Collected data
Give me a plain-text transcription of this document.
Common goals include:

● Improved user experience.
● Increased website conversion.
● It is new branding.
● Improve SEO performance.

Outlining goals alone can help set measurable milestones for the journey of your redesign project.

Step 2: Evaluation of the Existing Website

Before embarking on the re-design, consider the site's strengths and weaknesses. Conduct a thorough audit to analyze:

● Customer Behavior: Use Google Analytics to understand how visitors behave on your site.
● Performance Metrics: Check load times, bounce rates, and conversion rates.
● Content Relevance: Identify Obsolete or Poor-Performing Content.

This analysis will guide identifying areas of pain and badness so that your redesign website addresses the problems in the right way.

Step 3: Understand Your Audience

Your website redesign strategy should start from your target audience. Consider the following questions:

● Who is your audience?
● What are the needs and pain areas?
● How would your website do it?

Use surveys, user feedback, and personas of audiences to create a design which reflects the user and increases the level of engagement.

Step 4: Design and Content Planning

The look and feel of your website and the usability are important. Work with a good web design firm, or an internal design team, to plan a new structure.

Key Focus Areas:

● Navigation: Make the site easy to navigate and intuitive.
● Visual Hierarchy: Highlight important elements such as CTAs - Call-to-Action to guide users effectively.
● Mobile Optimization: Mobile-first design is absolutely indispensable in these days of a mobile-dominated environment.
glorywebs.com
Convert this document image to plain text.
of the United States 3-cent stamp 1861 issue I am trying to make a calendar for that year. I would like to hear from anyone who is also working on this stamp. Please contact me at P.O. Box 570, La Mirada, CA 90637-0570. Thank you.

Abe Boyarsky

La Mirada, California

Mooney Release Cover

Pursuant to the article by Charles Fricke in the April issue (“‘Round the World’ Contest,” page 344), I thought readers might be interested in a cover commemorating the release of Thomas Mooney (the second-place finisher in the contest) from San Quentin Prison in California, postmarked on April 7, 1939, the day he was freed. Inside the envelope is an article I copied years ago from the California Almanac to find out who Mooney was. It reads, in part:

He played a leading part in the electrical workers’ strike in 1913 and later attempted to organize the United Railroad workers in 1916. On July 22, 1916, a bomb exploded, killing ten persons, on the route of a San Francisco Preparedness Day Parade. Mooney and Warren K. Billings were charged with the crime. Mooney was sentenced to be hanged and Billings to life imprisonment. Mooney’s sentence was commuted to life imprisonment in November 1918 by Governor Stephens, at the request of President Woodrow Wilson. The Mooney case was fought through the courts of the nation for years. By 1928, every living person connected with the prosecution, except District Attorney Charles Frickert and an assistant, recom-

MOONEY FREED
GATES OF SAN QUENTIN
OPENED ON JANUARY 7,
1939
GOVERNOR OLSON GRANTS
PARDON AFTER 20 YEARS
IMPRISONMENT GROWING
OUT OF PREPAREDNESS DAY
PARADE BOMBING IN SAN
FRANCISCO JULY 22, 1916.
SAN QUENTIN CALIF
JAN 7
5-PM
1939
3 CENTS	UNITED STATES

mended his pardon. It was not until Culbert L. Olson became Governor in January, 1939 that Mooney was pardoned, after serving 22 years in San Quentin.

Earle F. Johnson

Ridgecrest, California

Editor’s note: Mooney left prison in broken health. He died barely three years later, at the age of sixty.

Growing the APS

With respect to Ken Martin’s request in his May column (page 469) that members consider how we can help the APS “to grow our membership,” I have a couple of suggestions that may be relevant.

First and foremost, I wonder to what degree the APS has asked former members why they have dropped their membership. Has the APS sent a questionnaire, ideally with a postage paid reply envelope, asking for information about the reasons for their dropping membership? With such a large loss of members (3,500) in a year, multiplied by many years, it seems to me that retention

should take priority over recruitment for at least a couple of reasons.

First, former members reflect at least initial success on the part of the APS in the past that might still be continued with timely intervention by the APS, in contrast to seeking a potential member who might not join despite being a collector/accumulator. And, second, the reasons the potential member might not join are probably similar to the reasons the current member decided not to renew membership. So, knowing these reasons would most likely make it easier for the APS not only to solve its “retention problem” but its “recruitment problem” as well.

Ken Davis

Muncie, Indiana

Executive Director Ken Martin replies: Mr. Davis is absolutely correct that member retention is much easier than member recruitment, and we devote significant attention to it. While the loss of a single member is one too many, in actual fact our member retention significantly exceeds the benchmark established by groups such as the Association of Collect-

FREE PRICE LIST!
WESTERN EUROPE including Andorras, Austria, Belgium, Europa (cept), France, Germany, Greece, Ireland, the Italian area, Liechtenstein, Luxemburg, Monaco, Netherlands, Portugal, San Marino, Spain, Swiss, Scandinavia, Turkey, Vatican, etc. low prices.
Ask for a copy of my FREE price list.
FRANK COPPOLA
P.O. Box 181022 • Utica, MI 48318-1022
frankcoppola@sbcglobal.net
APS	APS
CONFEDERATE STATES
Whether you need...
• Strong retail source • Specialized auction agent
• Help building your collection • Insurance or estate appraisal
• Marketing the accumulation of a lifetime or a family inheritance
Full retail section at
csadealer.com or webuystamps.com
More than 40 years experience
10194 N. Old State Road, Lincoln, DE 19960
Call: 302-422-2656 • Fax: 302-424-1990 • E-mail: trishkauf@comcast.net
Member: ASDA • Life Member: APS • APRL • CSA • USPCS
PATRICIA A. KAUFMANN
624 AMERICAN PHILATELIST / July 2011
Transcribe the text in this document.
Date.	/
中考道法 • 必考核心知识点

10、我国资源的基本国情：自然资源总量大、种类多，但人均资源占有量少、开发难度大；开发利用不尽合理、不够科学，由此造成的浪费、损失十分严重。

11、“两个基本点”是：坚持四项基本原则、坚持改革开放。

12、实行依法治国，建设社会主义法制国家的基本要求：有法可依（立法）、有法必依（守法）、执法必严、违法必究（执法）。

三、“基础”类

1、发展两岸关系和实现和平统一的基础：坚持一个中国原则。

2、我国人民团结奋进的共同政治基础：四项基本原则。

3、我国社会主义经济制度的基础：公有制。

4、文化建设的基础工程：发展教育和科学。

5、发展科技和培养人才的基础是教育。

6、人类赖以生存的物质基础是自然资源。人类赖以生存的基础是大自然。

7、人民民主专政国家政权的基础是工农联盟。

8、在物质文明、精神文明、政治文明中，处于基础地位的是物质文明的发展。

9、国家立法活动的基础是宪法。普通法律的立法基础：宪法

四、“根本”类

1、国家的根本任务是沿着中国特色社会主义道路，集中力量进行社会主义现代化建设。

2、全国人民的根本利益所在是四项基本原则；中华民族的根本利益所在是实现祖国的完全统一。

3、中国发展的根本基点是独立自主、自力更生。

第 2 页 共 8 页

§ Short task: Retype the material in full. Each word must match.

§ Exercise result:
Give me a plain-text transcription of this document.
Common goals include:

● Improved user experience.
● Increased website conversion.
● It is new branding.
● Improve SEO performance.

Outlining goals alone can help set measurable milestones for the journey of your redesign project.

Step 2: Evaluation of the Existing Website

Before embarking on the re-design, consider the site's strengths and weaknesses. Conduct a thorough audit to analyze:

● Customer Behavior: Use Google Analytics to understand how visitors behave on your site.
● Performance Metrics: Check load times, bounce rates, and conversion rates.
● Content Relevance: Identify Obsolete or Poor-Performing Content.

This analysis will guide identifying areas of pain and badness so that your redesign website addresses the problems in the right way.

Step 3: Understand Your Audience

Your website redesign strategy should start from your target audience. Consider the following questions:

● Who is your audience?
● What are the needs and pain areas?
● How would your website do it?

Use surveys, user feedback, and personas of audiences to create a design which reflects the user and increases the level of engagement.

Step 4: Design and Content Planning

The look and feel of your website and the usability are important. Work with a good web design firm, or an internal design team, to plan a new structure.

Key Focus Areas:

● Navigation: Make the site easy to navigate and intuitive.
● Visual Hierarchy: Highlight important elements such as CTAs - Call-to-Action to guide users effectively.
● Mobile Optimization: Mobile-first design is absolutely indispensable in these days of a mobile-dominated environment.
glorywebs.com
Convert this document image to plain text.
of the United States 3-cent stamp 1861 issue I am trying to make a calendar for that year. I would like to hear from anyone who is also working on this stamp. Please contact me at P.O. Box 570, La Mirada, CA 90637-0570. Thank you.

Abe Boyarsky

La Mirada, California

Mooney Release Cover

Pursuant to the article by Charles Fricke in the April issue (“‘Round the World’ Contest,” page 344), I thought readers might be interested in a cover commemorating the release of Thomas Mooney (the second-place finisher in the contest) from San Quentin Prison in California, postmarked on April 7, 1939, the day he was freed. Inside the envelope is an article I copied years ago from the California Almanac to find out who Mooney was. It reads, in part:

He played a leading part in the electrical workers’ strike in 1913 and later attempted to organize the United Railroad workers in 1916. On July 22, 1916, a bomb exploded, killing ten persons, on the route of a San Francisco Preparedness Day Parade. Mooney and Warren K. Billings were charged with the crime. Mooney was sentenced to be hanged and Billings to life imprisonment. Mooney’s sentence was commuted to life imprisonment in November 1918 by Governor Stephens, at the request of President Woodrow Wilson. The Mooney case was fought through the courts of the nation for years. By 1928, every living person connected with the prosecution, except District Attorney Charles Frickert and an assistant, recom-

MOONEY FREED
GATES OF SAN QUENTIN
OPENED ON JANUARY 7,
1939
GOVERNOR OLSON GRANTS
PARDON AFTER 20 YEARS
IMPRISONMENT GROWING
OUT OF PREPAREDNESS DAY
PARADE BOMBING IN SAN
FRANCISCO JULY 22, 1916.
SAN QUENTIN CALIF
JAN 7
5-PM
1939
3 CENTS	UNITED STATES

mended his pardon. It was not until Culbert L. Olson became Governor in January, 1939 that Mooney was pardoned, after serving 22 years in San Quentin.

Earle F. Johnson

Ridgecrest, California

Editor’s note: Mooney left prison in broken health. He died barely three years later, at the age of sixty.

Growing the APS

With respect to Ken Martin’s request in his May column (page 469) that members consider how we can help the APS “to grow our membership,” I have a couple of suggestions that may be relevant.

First and foremost, I wonder to what degree the APS has asked former members why they have dropped their membership. Has the APS sent a questionnaire, ideally with a postage paid reply envelope, asking for information about the reasons for their dropping membership? With such a large loss of members (3,500) in a year, multiplied by many years, it seems to me that retention

should take priority over recruitment for at least a couple of reasons.

First, former members reflect at least initial success on the part of the APS in the past that might still be continued with timely intervention by the APS, in contrast to seeking a potential member who might not join despite being a collector/accumulator. And, second, the reasons the potential member might not join are probably similar to the reasons the current member decided not to renew membership. So, knowing these reasons would most likely make it easier for the APS not only to solve its “retention problem” but its “recruitment problem” as well.

Ken Davis

Muncie, Indiana

Executive Director Ken Martin replies: Mr. Davis is absolutely correct that member retention is much easier than member recruitment, and we devote significant attention to it. While the loss of a single member is one too many, in actual fact our member retention significantly exceeds the benchmark established by groups such as the Association of Collect-

FREE PRICE LIST!
WESTERN EUROPE including Andorras, Austria, Belgium, Europa (cept), France, Germany, Greece, Ireland, the Italian area, Liechtenstein, Luxemburg, Monaco, Netherlands, Portugal, San Marino, Spain, Swiss, Scandinavia, Turkey, Vatican, etc. low prices.
Ask for a copy of my FREE price list.
FRANK COPPOLA
P.O. Box 181022 • Utica, MI 48318-1022
frankcoppola@sbcglobal.net
APS	APS
CONFEDERATE STATES
Whether you need...
• Strong retail source • Specialized auction agent
• Help building your collection • Insurance or estate appraisal
• Marketing the accumulation of a lifetime or a family inheritance
Full retail section at
csadealer.com or webuystamps.com
More than 40 years experience
10194 N. Old State Road, Lincoln, DE 19960
Call: 302-422-2656 • Fax: 302-424-1990 • E-mail: trishkauf@comcast.net
Member: ASDA • Life Member: APS • APRL • CSA • USPCS
PATRICIA A. KAUFMANN
624 AMERICAN PHILATELIST / July 2011
Transcribe the text in this document.
Date.	/
中考道法 • 必考核心知识点

10、我国资源的基本国情：自然资源总量大、种类多，但人均资源占有量少、开发难度大；开发利用不尽合理、不够科学，由此造成的浪费、损失十分严重。

11、“两个基本点”是：坚持四项基本原则、坚持改革开放。

12、实行依法治国，建设社会主义法制国家的基本要求：有法可依（立法）、有法必依（守法）、执法必严、违法必究（执法）。

三、“基础”类

1、发展两岸关系和实现和平统一的基础：坚持一个中国原则。

2、我国人民团结奋进的共同政治基础：四项基本原则。

3、我国社会主义经济制度的基础：公有制。

4、文化建设的基础工程：发展教育和科学。

5、发展科技和培养人才的基础是教育。

6、人类赖以生存的物质基础是自然资源。人类赖以生存的基础是大自然。

7、人民民主专政国家政权的基础是工农联盟。

8、在物质文明、精神文明、政治文明中，处于基础地位的是物质文明的发展。

9、国家立法活动的基础是宪法。普通法律的立法基础：宪法

四、“根本”类

1、国家的根本任务是沿着中国特色社会主义道路，集中力量进行社会主义现代化建设。

2、全国人民的根本利益所在是四项基本原则；中华民族的根本利益所在是实现祖国的完全统一。

3、中国发展的根本基点是独立自主、自力更生。

第 2 页 共 8 页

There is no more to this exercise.